# Records to process:
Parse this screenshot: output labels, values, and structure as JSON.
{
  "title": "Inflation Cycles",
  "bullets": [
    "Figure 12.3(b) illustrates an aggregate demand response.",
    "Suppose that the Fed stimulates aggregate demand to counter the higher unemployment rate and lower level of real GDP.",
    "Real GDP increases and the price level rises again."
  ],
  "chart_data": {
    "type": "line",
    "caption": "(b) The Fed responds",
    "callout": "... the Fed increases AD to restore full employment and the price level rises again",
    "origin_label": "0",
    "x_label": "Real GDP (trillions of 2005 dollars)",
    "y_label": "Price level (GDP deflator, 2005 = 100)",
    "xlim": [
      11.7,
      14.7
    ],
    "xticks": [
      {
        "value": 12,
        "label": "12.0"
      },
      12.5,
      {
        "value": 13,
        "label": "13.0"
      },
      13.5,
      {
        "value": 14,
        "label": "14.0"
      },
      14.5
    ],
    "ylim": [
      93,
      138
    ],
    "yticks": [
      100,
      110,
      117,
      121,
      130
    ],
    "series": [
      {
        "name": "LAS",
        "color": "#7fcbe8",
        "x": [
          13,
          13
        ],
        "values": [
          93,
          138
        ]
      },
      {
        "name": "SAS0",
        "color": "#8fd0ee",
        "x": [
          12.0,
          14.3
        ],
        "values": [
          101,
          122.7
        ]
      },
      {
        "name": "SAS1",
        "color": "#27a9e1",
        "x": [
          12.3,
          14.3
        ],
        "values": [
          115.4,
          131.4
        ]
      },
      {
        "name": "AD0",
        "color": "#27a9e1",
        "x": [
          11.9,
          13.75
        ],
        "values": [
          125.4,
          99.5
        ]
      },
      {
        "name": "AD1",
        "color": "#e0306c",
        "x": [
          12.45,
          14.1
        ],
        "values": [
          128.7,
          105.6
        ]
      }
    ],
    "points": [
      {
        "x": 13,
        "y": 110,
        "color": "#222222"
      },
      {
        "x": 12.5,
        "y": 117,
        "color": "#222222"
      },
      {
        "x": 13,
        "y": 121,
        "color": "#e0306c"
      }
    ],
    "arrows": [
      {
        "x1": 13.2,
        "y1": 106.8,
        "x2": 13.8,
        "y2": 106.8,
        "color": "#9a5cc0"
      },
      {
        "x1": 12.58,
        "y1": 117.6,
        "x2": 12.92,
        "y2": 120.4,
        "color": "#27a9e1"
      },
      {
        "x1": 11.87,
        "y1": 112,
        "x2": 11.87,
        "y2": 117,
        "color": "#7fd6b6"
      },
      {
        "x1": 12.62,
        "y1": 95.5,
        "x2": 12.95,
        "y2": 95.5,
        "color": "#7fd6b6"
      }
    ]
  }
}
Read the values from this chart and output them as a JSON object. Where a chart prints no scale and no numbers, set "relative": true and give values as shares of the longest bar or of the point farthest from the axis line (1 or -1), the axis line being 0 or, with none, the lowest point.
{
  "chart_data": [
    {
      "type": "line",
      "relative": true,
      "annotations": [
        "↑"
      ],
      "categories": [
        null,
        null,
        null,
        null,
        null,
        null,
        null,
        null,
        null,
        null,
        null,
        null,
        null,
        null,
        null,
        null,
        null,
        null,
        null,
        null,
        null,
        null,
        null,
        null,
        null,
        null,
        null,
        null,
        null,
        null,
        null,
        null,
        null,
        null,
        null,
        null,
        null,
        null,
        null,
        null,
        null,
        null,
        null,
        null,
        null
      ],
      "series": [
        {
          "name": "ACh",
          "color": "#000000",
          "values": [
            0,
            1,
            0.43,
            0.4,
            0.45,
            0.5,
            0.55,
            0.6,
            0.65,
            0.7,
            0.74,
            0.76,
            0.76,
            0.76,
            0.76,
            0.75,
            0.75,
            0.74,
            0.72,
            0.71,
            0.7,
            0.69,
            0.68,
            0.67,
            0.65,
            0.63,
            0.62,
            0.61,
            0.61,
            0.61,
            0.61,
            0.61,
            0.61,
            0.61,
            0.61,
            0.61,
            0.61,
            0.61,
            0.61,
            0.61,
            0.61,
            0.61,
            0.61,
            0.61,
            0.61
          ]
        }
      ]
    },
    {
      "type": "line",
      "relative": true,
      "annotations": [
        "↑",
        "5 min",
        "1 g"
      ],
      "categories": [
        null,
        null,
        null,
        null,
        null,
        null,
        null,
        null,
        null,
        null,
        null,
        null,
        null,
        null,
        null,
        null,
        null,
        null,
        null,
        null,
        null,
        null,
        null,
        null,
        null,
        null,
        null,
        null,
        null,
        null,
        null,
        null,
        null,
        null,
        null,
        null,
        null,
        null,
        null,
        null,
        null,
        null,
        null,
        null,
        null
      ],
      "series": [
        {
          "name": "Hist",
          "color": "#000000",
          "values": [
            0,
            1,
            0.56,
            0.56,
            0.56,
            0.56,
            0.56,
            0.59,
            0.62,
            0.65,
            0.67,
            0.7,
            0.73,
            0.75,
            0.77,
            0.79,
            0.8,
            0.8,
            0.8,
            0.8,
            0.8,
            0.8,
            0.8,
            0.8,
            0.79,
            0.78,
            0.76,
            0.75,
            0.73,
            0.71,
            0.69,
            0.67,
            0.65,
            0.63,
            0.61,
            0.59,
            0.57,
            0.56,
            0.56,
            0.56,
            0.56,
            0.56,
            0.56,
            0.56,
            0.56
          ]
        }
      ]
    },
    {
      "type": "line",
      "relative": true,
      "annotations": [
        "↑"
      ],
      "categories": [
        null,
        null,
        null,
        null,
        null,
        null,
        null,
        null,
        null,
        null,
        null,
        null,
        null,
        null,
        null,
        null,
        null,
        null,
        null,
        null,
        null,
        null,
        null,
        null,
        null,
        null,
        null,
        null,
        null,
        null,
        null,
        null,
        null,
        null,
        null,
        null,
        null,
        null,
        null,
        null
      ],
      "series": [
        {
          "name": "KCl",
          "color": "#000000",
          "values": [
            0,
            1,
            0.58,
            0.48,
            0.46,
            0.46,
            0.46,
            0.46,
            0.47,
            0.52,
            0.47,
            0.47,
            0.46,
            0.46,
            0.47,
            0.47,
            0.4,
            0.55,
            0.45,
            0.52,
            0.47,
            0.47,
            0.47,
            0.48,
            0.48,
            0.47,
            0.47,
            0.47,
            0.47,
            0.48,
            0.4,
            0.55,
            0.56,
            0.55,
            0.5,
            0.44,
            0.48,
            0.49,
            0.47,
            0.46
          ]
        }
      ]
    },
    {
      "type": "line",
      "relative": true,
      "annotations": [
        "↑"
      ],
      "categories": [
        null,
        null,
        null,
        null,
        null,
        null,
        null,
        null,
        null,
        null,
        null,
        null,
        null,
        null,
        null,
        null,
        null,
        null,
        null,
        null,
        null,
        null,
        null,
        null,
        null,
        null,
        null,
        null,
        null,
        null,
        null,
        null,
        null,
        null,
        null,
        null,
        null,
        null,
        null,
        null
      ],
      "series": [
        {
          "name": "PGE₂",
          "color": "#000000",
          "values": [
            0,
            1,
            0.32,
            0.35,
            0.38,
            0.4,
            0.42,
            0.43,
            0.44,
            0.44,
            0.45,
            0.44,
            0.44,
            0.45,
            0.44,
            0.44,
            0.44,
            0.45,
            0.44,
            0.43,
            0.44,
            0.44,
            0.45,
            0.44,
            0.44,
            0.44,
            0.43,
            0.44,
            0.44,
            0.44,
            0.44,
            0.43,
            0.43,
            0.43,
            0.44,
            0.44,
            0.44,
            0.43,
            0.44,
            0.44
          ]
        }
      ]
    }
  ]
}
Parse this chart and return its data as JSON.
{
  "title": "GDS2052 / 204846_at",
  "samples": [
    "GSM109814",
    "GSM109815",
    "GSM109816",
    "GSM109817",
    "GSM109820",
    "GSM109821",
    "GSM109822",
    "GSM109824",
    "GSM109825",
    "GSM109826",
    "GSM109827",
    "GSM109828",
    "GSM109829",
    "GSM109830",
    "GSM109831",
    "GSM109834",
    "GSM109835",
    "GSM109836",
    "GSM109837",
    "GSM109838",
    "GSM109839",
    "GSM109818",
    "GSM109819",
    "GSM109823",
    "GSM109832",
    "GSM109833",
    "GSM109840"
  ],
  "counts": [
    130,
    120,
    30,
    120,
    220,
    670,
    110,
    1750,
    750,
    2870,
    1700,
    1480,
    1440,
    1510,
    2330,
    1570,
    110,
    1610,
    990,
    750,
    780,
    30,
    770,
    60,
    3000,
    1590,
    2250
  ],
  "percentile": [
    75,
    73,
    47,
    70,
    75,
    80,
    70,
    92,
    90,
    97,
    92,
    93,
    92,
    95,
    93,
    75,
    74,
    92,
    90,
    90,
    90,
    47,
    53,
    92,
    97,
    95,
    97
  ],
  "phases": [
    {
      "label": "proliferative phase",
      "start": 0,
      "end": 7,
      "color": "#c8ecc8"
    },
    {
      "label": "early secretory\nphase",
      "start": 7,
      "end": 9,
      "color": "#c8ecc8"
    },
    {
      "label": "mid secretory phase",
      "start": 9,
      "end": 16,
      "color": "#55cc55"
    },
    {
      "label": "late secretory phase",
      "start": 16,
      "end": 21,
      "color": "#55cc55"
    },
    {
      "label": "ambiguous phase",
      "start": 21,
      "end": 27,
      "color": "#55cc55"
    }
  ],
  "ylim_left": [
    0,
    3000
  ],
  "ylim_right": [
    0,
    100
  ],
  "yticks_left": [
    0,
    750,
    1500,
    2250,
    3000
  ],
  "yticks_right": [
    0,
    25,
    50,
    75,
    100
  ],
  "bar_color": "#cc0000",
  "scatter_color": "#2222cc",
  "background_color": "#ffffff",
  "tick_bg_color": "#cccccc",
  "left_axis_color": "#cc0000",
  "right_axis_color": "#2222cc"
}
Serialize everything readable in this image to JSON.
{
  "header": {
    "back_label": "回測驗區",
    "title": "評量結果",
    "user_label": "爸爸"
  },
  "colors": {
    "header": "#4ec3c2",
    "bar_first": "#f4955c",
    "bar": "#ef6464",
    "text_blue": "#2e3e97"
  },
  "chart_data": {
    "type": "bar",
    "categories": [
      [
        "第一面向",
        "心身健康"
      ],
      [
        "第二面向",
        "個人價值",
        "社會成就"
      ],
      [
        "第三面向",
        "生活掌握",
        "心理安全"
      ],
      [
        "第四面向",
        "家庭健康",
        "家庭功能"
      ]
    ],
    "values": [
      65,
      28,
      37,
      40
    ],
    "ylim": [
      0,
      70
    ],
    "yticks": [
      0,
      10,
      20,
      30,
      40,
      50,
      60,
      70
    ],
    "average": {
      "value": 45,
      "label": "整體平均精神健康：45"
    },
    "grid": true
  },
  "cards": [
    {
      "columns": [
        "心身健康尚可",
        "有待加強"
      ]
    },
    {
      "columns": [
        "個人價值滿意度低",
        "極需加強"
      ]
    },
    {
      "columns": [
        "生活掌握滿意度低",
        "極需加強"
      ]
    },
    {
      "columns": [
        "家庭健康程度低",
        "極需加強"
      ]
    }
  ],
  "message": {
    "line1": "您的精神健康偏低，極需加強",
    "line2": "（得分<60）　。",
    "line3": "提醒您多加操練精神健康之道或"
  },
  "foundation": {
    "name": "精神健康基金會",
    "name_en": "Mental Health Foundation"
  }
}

# Your instructions:
Note each line of the entries that has "this" in it, and copy those lines.

# Full solution:
Parse this screenshot: output labels, values, and structure as JSON.
Read the values from this chart and output them as a JSON object. Where a chart prints no scale and no numbers, set "relative": true and give values as shares of the longest bar or of the point farthest from the axis line (1 or -1), the axis line being 0 or, with none, the lowest point.
Parse this chart and return its data as JSON.
Serialize everything readable in this image to JSON.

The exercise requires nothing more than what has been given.